─── Data for this task ───
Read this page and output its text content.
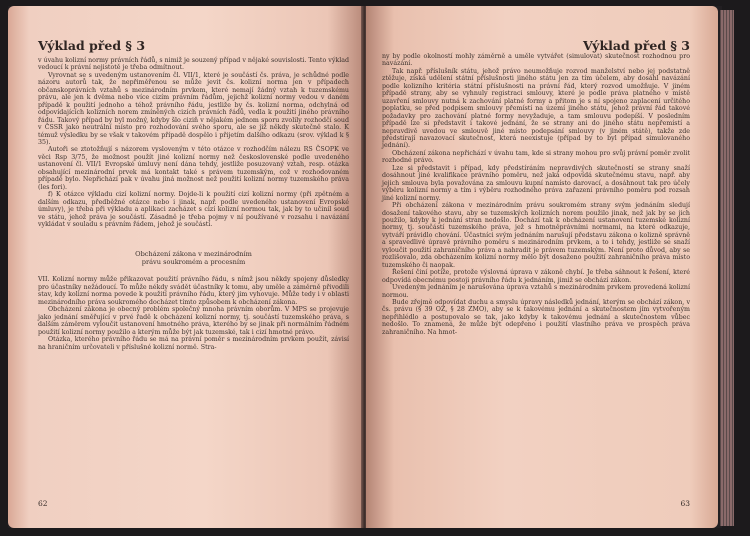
Výklad před § 3

v úvahu kolizní normy právních řádů, s nimiž je souzený případ v nějaké souvislosti. Tento výklad vedoucí k právní nejistotě je třeba odmítnout.

Vyrovnat se s uvedeným ustanovením čl. VII/1, které je součástí čs. práva, je schůdné podle názoru autorů tak, že nepřiměřenou se může jevit čs. kolizní norma jen v případech občanskoprávních vztahů s mezinárodním prvkem, které nemají žádný vztah k tuzemskému právu, ale jen k dvěma nebo více cizím právním řádům, jejichž kolizní normy vedou v daném případě k použití jednoho a téhož právního řádu, jestliže by čs. kolizní norma, odchylná od odpovídajících kolizních norem zmíněných cizích právních řádů, vedla k použití jiného právního řádu. Takový případ by byl možný, kdyby šlo ciziň v nějakém jednom sporu zvolily rozhodčí soud v ČSSR jako neutrální místo pro rozhodování svého sporu, ale se již někdy skutečně stalo. K témuž výsledku by se však v takovém případě dospělo i přijetím dalšího odkazu (srov. výklad k § 35).

Autoři se ztotožňují s názorem vysloveným v této otázce v rozhodčím nálezu RS ČSOPK ve věci Rsp 3/75, že možnost použít jiné kolizní normy než československé podle uvedeného ustanovení čl. VII/1 Evropské úmluvy není dána tehdy, jestliže posuzovaný vztah, resp. otázka obsahující mezinárodní prvek má kontakt také s právem tuzemským, což v rozhodovaném případě bylo. Nepřichází pak v úvahu jiná možnost než použití kolizní normy tuzemského práva (les fori).

f) K otázce výkladu cizí kolizní normy. Dojde-li k použití cizí kolizní normy (při zpětném a dalším odkazu, předběžné otázce nebo i jinak, např. podle uvedeného ustanovení Evropské úmluvy), je třeba při výkladu a aplikaci zacházet s cizí kolizní normou tak, jak by to učinil soud ve státu, jehož práva je součástí. Zásadně je třeba pojmy v ní používané v rozsahu i navázání vykládat v souladu s právním řádem, jehož je součástí.

Obcházení zákona v mezinárodním
právu soukromém a procesním

VII. Kolizní normy může přikazovat použití právního řádu, s nímž jsou někdy spojeny důsledky pro účastníky nežádoucí. To může nékdy svádět účastníky k tomu, aby uměle a záměrně přivodili stav, kdy kolizní norma povede k použití právního řádu, který jim vyhovuje. Může tedy i v oblasti mezinárodního práva soukromého docházet tímto způsobem k obcházení zákona.

Obcházení zákona je obecný problém společný mnoha právním oborům. V MPS se projevuje jako jednání směřující v prvé řadě k obcházení kolizní normy, tj. součástí tuzemského práva, s dalším záměrem vyloučit ustanovení hmotného práva, kterého by se jinak při normálním řádném použití kolizní normy použilo a kterým může být jak tuzemské, tak i cizí hmotné právo.

Otázka, kterého právního řádu se má na právní poměr s mezinárodním prvkem použít, závisí na hraničním určovateli v příslušné kolizní normě. Stra-

62
Výklad před § 3

ny by podle okolností mohly záměrně a uměle vytvářet (simulovat) skutečnost rozhodnou pro navázání.

Tak např. příslušník státu, jehož právo neumožňuje rozvod manželství nebo jej podstatně ztěžuje, získá udělení státní příslušnosti jiného státu jen za tím účelem, aby dosáhl navázání podle kolizního kritéria státní příslušnosti na právní řád, který rozvod umožňuje. V jiném případě strany, aby se vyhnuly registraci smlouvy, které je podle práva platného v místě uzavření smlouvy nutná k zachování platné formy a přitom je s ní spojeno zaplacení určitého poplatku, se před podpisem smlouvy přemístí na území jiného státu, jehož právní řád takové požadavky pro zachování platné formy nevyžaduje, a tam smlouvu podepíší. V posledním případě lze si představit i takové jednání, že se strany ani do jiného státu nepřemístí a nepravdivě uvedou ve smlouvě jiné místo podepsání smlouvy (v jiném státě), takže zde předstírají navazovací skutečnost, která neexistuje (případ by to byl případ simulovaného jednání).

Obcházení zákona nepřichází v úvahu tam, kde si strany mohou pro svůj právní poměr zvolit rozhodné právo.

Lze si představit i případ, kdy předstíráním nepravdivých skutečností se strany snaží dosáhnout jiné kvalifikace právního poměru, než jaká odpovídá skutečnému stavu, např. aby jejich smlouva byla považována za smlouvu kupní namísto darovací, a dosáhnout tak pro účely výběru kolizní normy a tím i výběru rozhodného práva zařazení právního poměru pod rozsah jiné kolizní normy.

Při obcházení zákona v mezinárodním právu soukromém strany svým jednáním sledují dosažení takového stavu, aby se tuzemských kolizních norem použilo jinak, než jak by se jich použilo, kdyby k jednání stran nedošlo. Dochází tak k obcházení ustanovení tuzemské kolizní normy, tj. součástí tuzemského práva, jež s hmotněprávními normami, na které odkazuje, vytváří právidlo chování. Účastníci svým jednáním narušují představu zákona o kolizně správně a spravedlivé úpravě právního poměru s mezinárodním prvkem, a to i tehdy, jestliže se snaží vyloučit použití zahraničního práva a nahradit je právem tuzemským. Není proto důvod, aby se rozlišovalo, zda obcházením kolizní normy mělo být dosaženo použití zahraničního práva místo tuzemského či naopak.

Řešení činí potíže, protože výslovná úprava v zákoně chybí. Je třeba sáhnout k řešení, které odpovídá obecnému postoji právního řádu k jednáním, jimiž se obchází zákon.

Uvedeným jednáním je narušována úprava vztahů s mezinárodním prvkem provedená kolizní normou.

Bude zřejmě odpovídat duchu a smyslu úpravy následků jednání, kterým se obchází zákon, v čs. právu (§ 39 OZ, § 28 ZMO), aby se k takovému jednání a skutečnostem jím vytvořeným nepřihlédlo a postupovalo se tak, jako kdyby k takovému jednání a skutečnostem vůbec nedošlo. To znamená, že může být odepřeno i použití vlastního práva ve prospěch práva zahraničního. Na hmot-

63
───
◆ Problem ◆
Only the number is needed here: how many lines of the records contain "úprava"?

◆ Response to the exercise ◆
2